*What you should do:*
An exact copy of all the data is required, with pictures left out.

[START OF Data to process]

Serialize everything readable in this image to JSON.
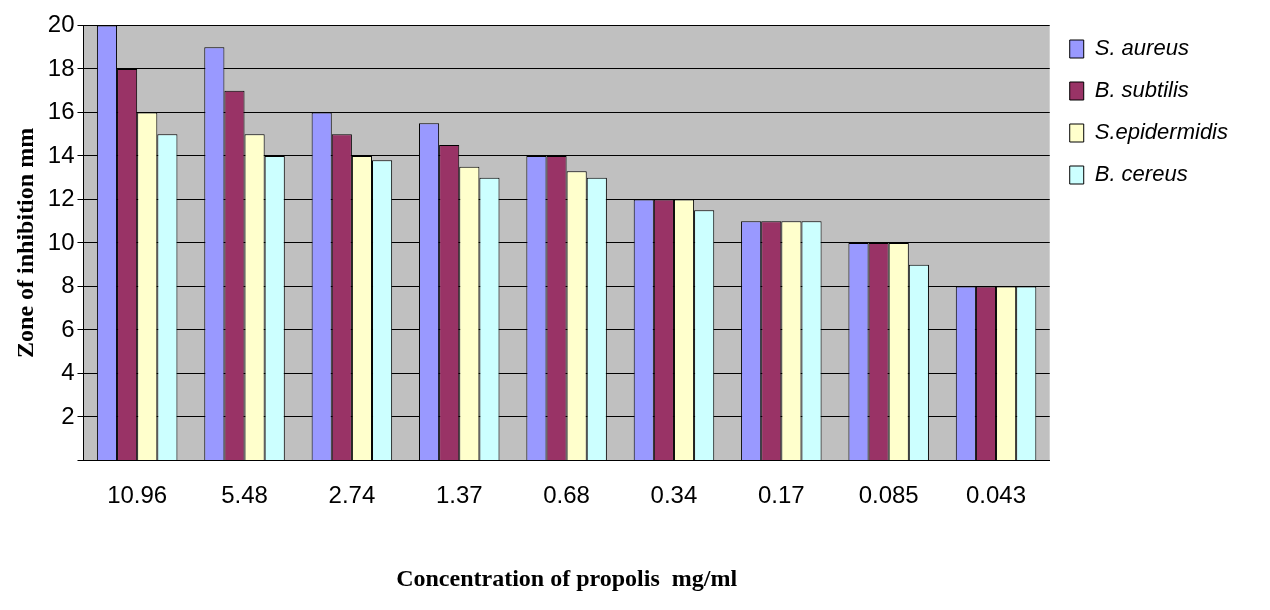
{
  "chart_data": {
    "type": "bar",
    "xlabel": "Concentration of propolis  mg/ml",
    "ylabel": "Zone of inhibition mm",
    "categories": [
      "10.96",
      "5.48",
      "2.74",
      "1.37",
      "0.68",
      "0.34",
      "0.17",
      "0.085",
      "0.043"
    ],
    "series": [
      {
        "name": "S. aureus",
        "color": "#9999ff",
        "values": [
          20,
          19,
          16,
          15.5,
          14,
          12,
          11,
          10,
          8
        ]
      },
      {
        "name": "B. subtilis",
        "color": "#993366",
        "values": [
          18,
          17,
          15,
          14.5,
          14,
          12,
          11,
          10,
          8
        ]
      },
      {
        "name": "S.epidermidis",
        "color": "#ffffcc",
        "values": [
          16,
          15,
          14,
          13.5,
          13.3,
          12,
          11,
          10,
          8
        ]
      },
      {
        "name": "B. cereus",
        "color": "#ccffff",
        "values": [
          15,
          14,
          13.8,
          13,
          13,
          11.5,
          11,
          9,
          8
        ]
      }
    ],
    "ylim": [
      0,
      20
    ],
    "yticks": [
      {
        "value": 0,
        "label": null
      },
      2,
      4,
      6,
      8,
      10,
      12,
      14,
      16,
      18,
      20
    ],
    "grid": "y",
    "legend": "right"
  }
}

[END OF Data to process]

*Answer:*
Serialize everything readable in this image to JSON.
{
  "chart_data": {
    "type": "bar",
    "xlabel": "Concentration of propolis  mg/ml",
    "ylabel": "Zone of inhibition mm",
    "categories": [
      "10.96",
      "5.48",
      "2.74",
      "1.37",
      "0.68",
      "0.34",
      "0.17",
      "0.085",
      "0.043"
    ],
    "series": [
      {
        "name": "S. aureus",
        "color": "#9999ff",
        "values": [
          20,
          19,
          16,
          15.5,
          14,
          12,
          11,
          10,
          8
        ]
      },
      {
        "name": "B. subtilis",
        "color": "#993366",
        "values": [
          18,
          17,
          15,
          14.5,
          14,
          12,
          11,
          10,
          8
        ]
      },
      {
        "name": "S.epidermidis",
        "color": "#ffffcc",
        "values": [
          16,
          15,
          14,
          13.5,
          13.3,
          12,
          11,
          10,
          8
        ]
      },
      {
        "name": "B. cereus",
        "color": "#ccffff",
        "values": [
          15,
          14,
          13.8,
          13,
          13,
          11.5,
          11,
          9,
          8
        ]
      }
    ],
    "ylim": [
      0,
      20
    ],
    "yticks": [
      {
        "value": 0,
        "label": null
      },
      2,
      4,
      6,
      8,
      10,
      12,
      14,
      16,
      18,
      20
    ],
    "grid": "y",
    "legend": "right"
  }
}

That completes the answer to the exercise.